**Data records**.
+ + + + +

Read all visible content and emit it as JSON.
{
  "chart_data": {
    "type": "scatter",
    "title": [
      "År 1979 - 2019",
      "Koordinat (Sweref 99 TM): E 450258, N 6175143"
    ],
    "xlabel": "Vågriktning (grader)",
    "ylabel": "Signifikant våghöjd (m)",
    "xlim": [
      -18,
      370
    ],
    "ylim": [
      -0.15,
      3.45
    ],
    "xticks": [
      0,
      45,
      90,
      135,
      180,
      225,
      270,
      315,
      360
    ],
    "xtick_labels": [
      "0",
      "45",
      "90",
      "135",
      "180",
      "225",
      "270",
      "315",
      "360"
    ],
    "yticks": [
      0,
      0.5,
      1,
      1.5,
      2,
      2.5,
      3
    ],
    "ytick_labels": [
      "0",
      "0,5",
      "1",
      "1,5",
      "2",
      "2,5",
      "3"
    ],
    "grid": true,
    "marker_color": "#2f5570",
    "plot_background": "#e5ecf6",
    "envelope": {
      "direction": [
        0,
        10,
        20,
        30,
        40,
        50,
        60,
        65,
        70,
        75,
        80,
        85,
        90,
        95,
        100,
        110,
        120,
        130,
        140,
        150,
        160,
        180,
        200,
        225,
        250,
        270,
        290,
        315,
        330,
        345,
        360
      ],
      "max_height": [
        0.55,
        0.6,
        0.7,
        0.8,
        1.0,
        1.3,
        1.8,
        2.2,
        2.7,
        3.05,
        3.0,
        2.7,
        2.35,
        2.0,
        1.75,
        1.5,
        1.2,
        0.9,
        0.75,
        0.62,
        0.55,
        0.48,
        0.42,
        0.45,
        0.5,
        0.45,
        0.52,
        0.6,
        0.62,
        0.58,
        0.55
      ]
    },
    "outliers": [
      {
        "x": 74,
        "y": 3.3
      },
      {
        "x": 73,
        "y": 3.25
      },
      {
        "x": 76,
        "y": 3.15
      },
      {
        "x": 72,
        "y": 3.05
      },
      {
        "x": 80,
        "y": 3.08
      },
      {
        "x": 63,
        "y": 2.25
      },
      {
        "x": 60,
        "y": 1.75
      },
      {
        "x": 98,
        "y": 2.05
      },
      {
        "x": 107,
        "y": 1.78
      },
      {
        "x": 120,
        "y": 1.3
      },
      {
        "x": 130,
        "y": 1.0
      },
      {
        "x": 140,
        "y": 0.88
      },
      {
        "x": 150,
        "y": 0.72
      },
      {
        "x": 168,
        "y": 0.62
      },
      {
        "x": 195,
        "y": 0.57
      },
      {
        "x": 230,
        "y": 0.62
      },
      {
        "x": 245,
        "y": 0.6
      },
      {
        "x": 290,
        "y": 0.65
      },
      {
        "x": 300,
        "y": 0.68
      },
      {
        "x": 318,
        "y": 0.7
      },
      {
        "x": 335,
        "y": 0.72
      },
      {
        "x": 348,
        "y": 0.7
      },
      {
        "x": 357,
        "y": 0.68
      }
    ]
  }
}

+ + + + +

Return every record, word for word.

**Result for this task**.
Read all visible content and emit it as JSON.
{
  "chart_data": {
    "type": "scatter",
    "title": [
      "År 1979 - 2019",
      "Koordinat (Sweref 99 TM): E 450258, N 6175143"
    ],
    "xlabel": "Vågriktning (grader)",
    "ylabel": "Signifikant våghöjd (m)",
    "xlim": [
      -18,
      370
    ],
    "ylim": [
      -0.15,
      3.45
    ],
    "xticks": [
      0,
      45,
      90,
      135,
      180,
      225,
      270,
      315,
      360
    ],
    "xtick_labels": [
      "0",
      "45",
      "90",
      "135",
      "180",
      "225",
      "270",
      "315",
      "360"
    ],
    "yticks": [
      0,
      0.5,
      1,
      1.5,
      2,
      2.5,
      3
    ],
    "ytick_labels": [
      "0",
      "0,5",
      "1",
      "1,5",
      "2",
      "2,5",
      "3"
    ],
    "grid": true,
    "marker_color": "#2f5570",
    "plot_background": "#e5ecf6",
    "envelope": {
      "direction": [
        0,
        10,
        20,
        30,
        40,
        50,
        60,
        65,
        70,
        75,
        80,
        85,
        90,
        95,
        100,
        110,
        120,
        130,
        140,
        150,
        160,
        180,
        200,
        225,
        250,
        270,
        290,
        315,
        330,
        345,
        360
      ],
      "max_height": [
        0.55,
        0.6,
        0.7,
        0.8,
        1.0,
        1.3,
        1.8,
        2.2,
        2.7,
        3.05,
        3.0,
        2.7,
        2.35,
        2.0,
        1.75,
        1.5,
        1.2,
        0.9,
        0.75,
        0.62,
        0.55,
        0.48,
        0.42,
        0.45,
        0.5,
        0.45,
        0.52,
        0.6,
        0.62,
        0.58,
        0.55
      ]
    },
    "outliers": [
      {
        "x": 74,
        "y": 3.3
      },
      {
        "x": 73,
        "y": 3.25
      },
      {
        "x": 76,
        "y": 3.15
      },
      {
        "x": 72,
        "y": 3.05
      },
      {
        "x": 80,
        "y": 3.08
      },
      {
        "x": 63,
        "y": 2.25
      },
      {
        "x": 60,
        "y": 1.75
      },
      {
        "x": 98,
        "y": 2.05
      },
      {
        "x": 107,
        "y": 1.78
      },
      {
        "x": 120,
        "y": 1.3
      },
      {
        "x": 130,
        "y": 1.0
      },
      {
        "x": 140,
        "y": 0.88
      },
      {
        "x": 150,
        "y": 0.72
      },
      {
        "x": 168,
        "y": 0.62
      },
      {
        "x": 195,
        "y": 0.57
      },
      {
        "x": 230,
        "y": 0.62
      },
      {
        "x": 245,
        "y": 0.6
      },
      {
        "x": 290,
        "y": 0.65
      },
      {
        "x": 300,
        "y": 0.68
      },
      {
        "x": 318,
        "y": 0.7
      },
      {
        "x": 335,
        "y": 0.72
      },
      {
        "x": 348,
        "y": 0.7
      },
      {
        "x": 357,
        "y": 0.68
      }
    ]
  }
}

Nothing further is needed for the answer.